# STATED TASK
Set all the material down again unchanged, without the pictures.
— Start RECORD SET —
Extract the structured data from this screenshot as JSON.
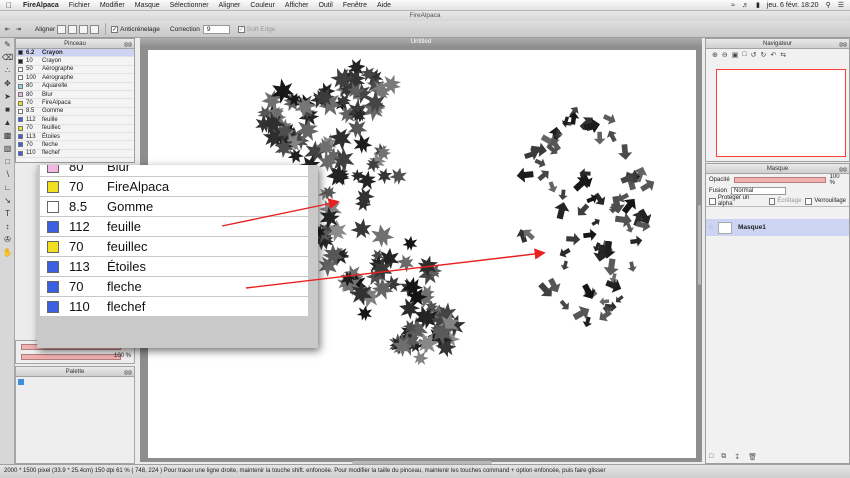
{
  "menubar": {
    "app": "FireAlpaca",
    "items": [
      "Fichier",
      "Modifier",
      "Masque",
      "Sélectionner",
      "Aligner",
      "Couleur",
      "Afficher",
      "Outil",
      "Fenêtre",
      "Aide"
    ],
    "clock": "jeu. 6 févr.  18:20"
  },
  "window_title": "FireAlpaca",
  "toolbar": {
    "align_label": "Aligner",
    "antialias_label": "Anticrénelage",
    "correction_label": "Correction",
    "correction_value": "9",
    "soft_edge_label": "Soft Edge"
  },
  "brush_panel": {
    "title": "Pinceau",
    "items": [
      {
        "size": "6.2",
        "name": "Crayon",
        "color": "#222222"
      },
      {
        "size": "10",
        "name": "Crayon",
        "color": "#222222"
      },
      {
        "size": "50",
        "name": "Aérographe",
        "color": "#ffffff"
      },
      {
        "size": "100",
        "name": "Aérographe",
        "color": "#ffffff"
      },
      {
        "size": "80",
        "name": "Aquarelle",
        "color": "#8fd6e8"
      },
      {
        "size": "80",
        "name": "Blur",
        "color": "#f2b6e3"
      },
      {
        "size": "70",
        "name": "FireAlpaca",
        "color": "#f0e020"
      },
      {
        "size": "8.5",
        "name": "Gomme",
        "color": "#ffffff"
      },
      {
        "size": "112",
        "name": "feuille",
        "color": "#3a5fe0"
      },
      {
        "size": "70",
        "name": "feuillec",
        "color": "#f0e020"
      },
      {
        "size": "113",
        "name": "Étoiles",
        "color": "#3a5fe0"
      },
      {
        "size": "70",
        "name": "fleche",
        "color": "#3a5fe0"
      },
      {
        "size": "110",
        "name": "flechef",
        "color": "#3a5fe0"
      }
    ]
  },
  "zoom_panel": {
    "items": [
      {
        "size": "80",
        "name": "Blur",
        "color": "#f2b6e3"
      },
      {
        "size": "70",
        "name": "FireAlpaca",
        "color": "#f0e020"
      },
      {
        "size": "8.5",
        "name": "Gomme",
        "color": "#ffffff"
      },
      {
        "size": "112",
        "name": "feuille",
        "color": "#3a5fe0"
      },
      {
        "size": "70",
        "name": "feuillec",
        "color": "#f0e020"
      },
      {
        "size": "113",
        "name": "Étoiles",
        "color": "#3a5fe0"
      },
      {
        "size": "70",
        "name": "fleche",
        "color": "#3a5fe0"
      },
      {
        "size": "110",
        "name": "flechef",
        "color": "#3a5fe0"
      }
    ]
  },
  "canvas": {
    "tab_title": "Untitled"
  },
  "navigator": {
    "title": "Navigateur"
  },
  "layer_panel": {
    "title": "Masque",
    "opacity_label": "Opacité",
    "opacity_value": "100 %",
    "blend_label": "Fusion",
    "blend_value": "Normal",
    "protect_alpha": "Protéger un alpha",
    "clipping": "Écrêtage",
    "lock": "Verrouillage",
    "layer_name": "Masque1"
  },
  "lower_left": {
    "size_value": "6",
    "opacity_value": "100 %",
    "palette_title": "Palette"
  },
  "status": "2000 * 1500 pixel   (33.9 * 25.4cm)   150 dpi   61 %   ( 748, 224 )   Pour tracer une ligne droite, maintenir la touche shift. enfoncée. Pour modifier la taille du pinceau, maintenir les touches command + option enfoncée, puis faire glisser",
  "colors": {
    "annotation_arrow": "#e82020",
    "selection": "#cdd3f3",
    "canvas_bg": "#8e8e8e"
  }
}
— End RECORD SET —
# WRITTEN RESPONSE
Extract the structured data from this screenshot as JSON.
{
  "menubar": {
    "app": "FireAlpaca",
    "items": [
      "Fichier",
      "Modifier",
      "Masque",
      "Sélectionner",
      "Aligner",
      "Couleur",
      "Afficher",
      "Outil",
      "Fenêtre",
      "Aide"
    ],
    "clock": "jeu. 6 févr.  18:20"
  },
  "window_title": "FireAlpaca",
  "toolbar": {
    "align_label": "Aligner",
    "antialias_label": "Anticrénelage",
    "correction_label": "Correction",
    "correction_value": "9",
    "soft_edge_label": "Soft Edge"
  },
  "brush_panel": {
    "title": "Pinceau",
    "items": [
      {
        "size": "6.2",
        "name": "Crayon",
        "color": "#222222"
      },
      {
        "size": "10",
        "name": "Crayon",
        "color": "#222222"
      },
      {
        "size": "50",
        "name": "Aérographe",
        "color": "#ffffff"
      },
      {
        "size": "100",
        "name": "Aérographe",
        "color": "#ffffff"
      },
      {
        "size": "80",
        "name": "Aquarelle",
        "color": "#8fd6e8"
      },
      {
        "size": "80",
        "name": "Blur",
        "color": "#f2b6e3"
      },
      {
        "size": "70",
        "name": "FireAlpaca",
        "color": "#f0e020"
      },
      {
        "size": "8.5",
        "name": "Gomme",
        "color": "#ffffff"
      },
      {
        "size": "112",
        "name": "feuille",
        "color": "#3a5fe0"
      },
      {
        "size": "70",
        "name": "feuillec",
        "color": "#f0e020"
      },
      {
        "size": "113",
        "name": "Étoiles",
        "color": "#3a5fe0"
      },
      {
        "size": "70",
        "name": "fleche",
        "color": "#3a5fe0"
      },
      {
        "size": "110",
        "name": "flechef",
        "color": "#3a5fe0"
      }
    ]
  },
  "zoom_panel": {
    "items": [
      {
        "size": "80",
        "name": "Blur",
        "color": "#f2b6e3"
      },
      {
        "size": "70",
        "name": "FireAlpaca",
        "color": "#f0e020"
      },
      {
        "size": "8.5",
        "name": "Gomme",
        "color": "#ffffff"
      },
      {
        "size": "112",
        "name": "feuille",
        "color": "#3a5fe0"
      },
      {
        "size": "70",
        "name": "feuillec",
        "color": "#f0e020"
      },
      {
        "size": "113",
        "name": "Étoiles",
        "color": "#3a5fe0"
      },
      {
        "size": "70",
        "name": "fleche",
        "color": "#3a5fe0"
      },
      {
        "size": "110",
        "name": "flechef",
        "color": "#3a5fe0"
      }
    ]
  },
  "canvas": {
    "tab_title": "Untitled"
  },
  "navigator": {
    "title": "Navigateur"
  },
  "layer_panel": {
    "title": "Masque",
    "opacity_label": "Opacité",
    "opacity_value": "100 %",
    "blend_label": "Fusion",
    "blend_value": "Normal",
    "protect_alpha": "Protéger un alpha",
    "clipping": "Écrêtage",
    "lock": "Verrouillage",
    "layer_name": "Masque1"
  },
  "lower_left": {
    "size_value": "6",
    "opacity_value": "100 %",
    "palette_title": "Palette"
  },
  "status": "2000 * 1500 pixel   (33.9 * 25.4cm)   150 dpi   61 %   ( 748, 224 )   Pour tracer une ligne droite, maintenir la touche shift. enfoncée. Pour modifier la taille du pinceau, maintenir les touches command + option enfoncée, puis faire glisser",
  "colors": {
    "annotation_arrow": "#e82020",
    "selection": "#cdd3f3",
    "canvas_bg": "#8e8e8e"
  }
}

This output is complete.